## [What you will do]
Copy the records that follow exactly as written, but not their pictures.

--

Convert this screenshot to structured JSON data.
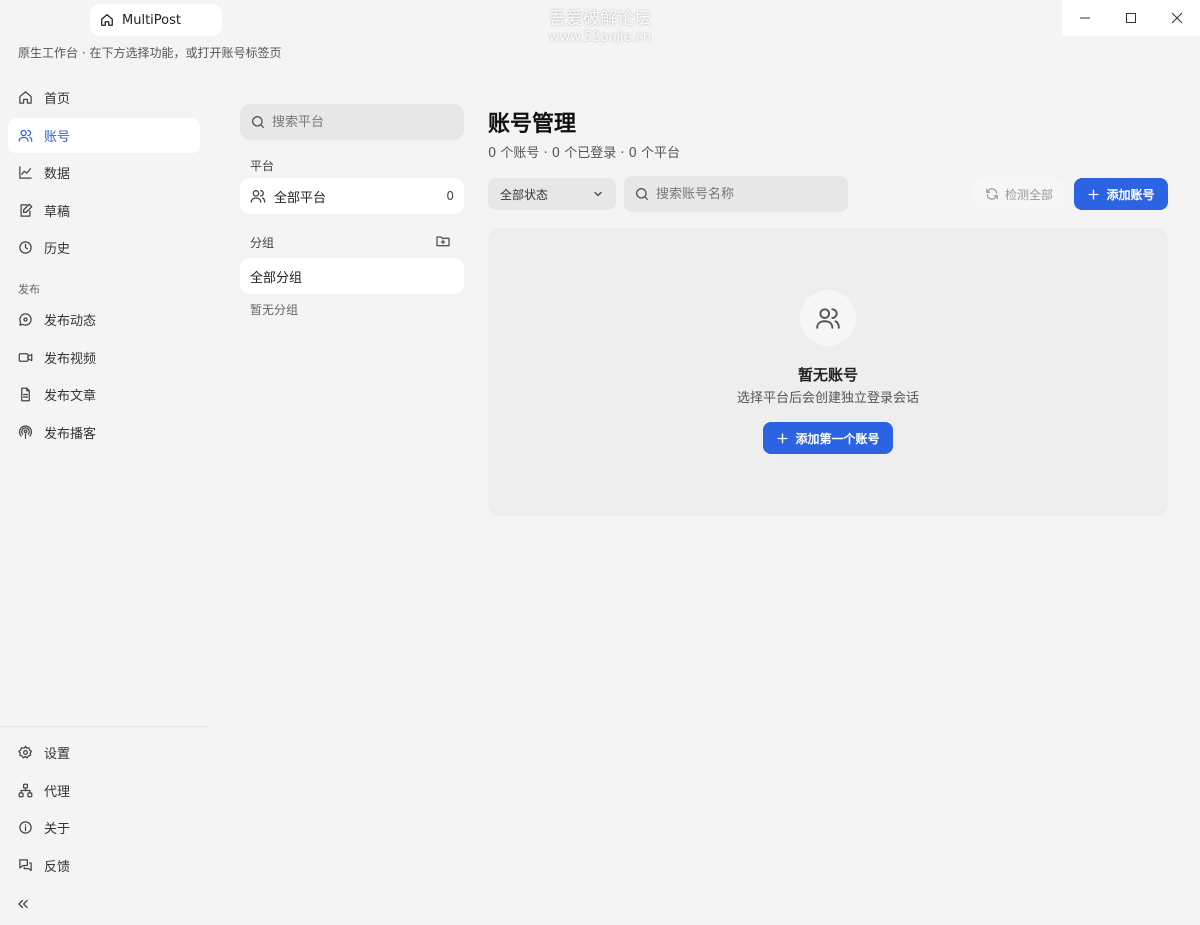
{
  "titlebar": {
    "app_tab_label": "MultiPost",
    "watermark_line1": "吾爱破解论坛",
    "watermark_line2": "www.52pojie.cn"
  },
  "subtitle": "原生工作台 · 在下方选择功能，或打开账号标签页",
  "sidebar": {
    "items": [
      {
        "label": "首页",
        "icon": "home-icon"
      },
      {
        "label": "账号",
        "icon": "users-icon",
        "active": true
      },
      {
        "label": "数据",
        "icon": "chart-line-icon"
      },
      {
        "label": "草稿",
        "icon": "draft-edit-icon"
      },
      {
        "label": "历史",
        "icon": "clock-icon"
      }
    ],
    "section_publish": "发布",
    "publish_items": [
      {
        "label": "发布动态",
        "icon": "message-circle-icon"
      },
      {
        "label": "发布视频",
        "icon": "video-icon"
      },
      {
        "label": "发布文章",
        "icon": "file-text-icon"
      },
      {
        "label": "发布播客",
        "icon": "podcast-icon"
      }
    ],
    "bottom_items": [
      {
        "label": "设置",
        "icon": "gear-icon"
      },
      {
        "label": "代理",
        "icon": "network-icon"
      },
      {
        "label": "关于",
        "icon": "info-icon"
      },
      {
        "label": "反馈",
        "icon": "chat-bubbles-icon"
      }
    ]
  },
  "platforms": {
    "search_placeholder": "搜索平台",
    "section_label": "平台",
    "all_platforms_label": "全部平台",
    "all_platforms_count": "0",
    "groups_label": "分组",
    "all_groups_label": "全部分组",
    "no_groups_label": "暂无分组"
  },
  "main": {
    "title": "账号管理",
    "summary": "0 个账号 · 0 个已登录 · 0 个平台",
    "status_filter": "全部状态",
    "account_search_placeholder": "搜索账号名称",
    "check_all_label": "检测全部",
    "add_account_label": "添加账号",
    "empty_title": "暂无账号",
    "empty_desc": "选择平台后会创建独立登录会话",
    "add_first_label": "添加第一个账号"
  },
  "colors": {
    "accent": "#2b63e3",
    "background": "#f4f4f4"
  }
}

--

## [Answer to this task]
Convert this screenshot to structured JSON data.
{
  "titlebar": {
    "app_tab_label": "MultiPost",
    "watermark_line1": "吾爱破解论坛",
    "watermark_line2": "www.52pojie.cn"
  },
  "subtitle": "原生工作台 · 在下方选择功能，或打开账号标签页",
  "sidebar": {
    "items": [
      {
        "label": "首页",
        "icon": "home-icon"
      },
      {
        "label": "账号",
        "icon": "users-icon",
        "active": true
      },
      {
        "label": "数据",
        "icon": "chart-line-icon"
      },
      {
        "label": "草稿",
        "icon": "draft-edit-icon"
      },
      {
        "label": "历史",
        "icon": "clock-icon"
      }
    ],
    "section_publish": "发布",
    "publish_items": [
      {
        "label": "发布动态",
        "icon": "message-circle-icon"
      },
      {
        "label": "发布视频",
        "icon": "video-icon"
      },
      {
        "label": "发布文章",
        "icon": "file-text-icon"
      },
      {
        "label": "发布播客",
        "icon": "podcast-icon"
      }
    ],
    "bottom_items": [
      {
        "label": "设置",
        "icon": "gear-icon"
      },
      {
        "label": "代理",
        "icon": "network-icon"
      },
      {
        "label": "关于",
        "icon": "info-icon"
      },
      {
        "label": "反馈",
        "icon": "chat-bubbles-icon"
      }
    ]
  },
  "platforms": {
    "search_placeholder": "搜索平台",
    "section_label": "平台",
    "all_platforms_label": "全部平台",
    "all_platforms_count": "0",
    "groups_label": "分组",
    "all_groups_label": "全部分组",
    "no_groups_label": "暂无分组"
  },
  "main": {
    "title": "账号管理",
    "summary": "0 个账号 · 0 个已登录 · 0 个平台",
    "status_filter": "全部状态",
    "account_search_placeholder": "搜索账号名称",
    "check_all_label": "检测全部",
    "add_account_label": "添加账号",
    "empty_title": "暂无账号",
    "empty_desc": "选择平台后会创建独立登录会话",
    "add_first_label": "添加第一个账号"
  },
  "colors": {
    "accent": "#2b63e3",
    "background": "#f4f4f4"
  }
}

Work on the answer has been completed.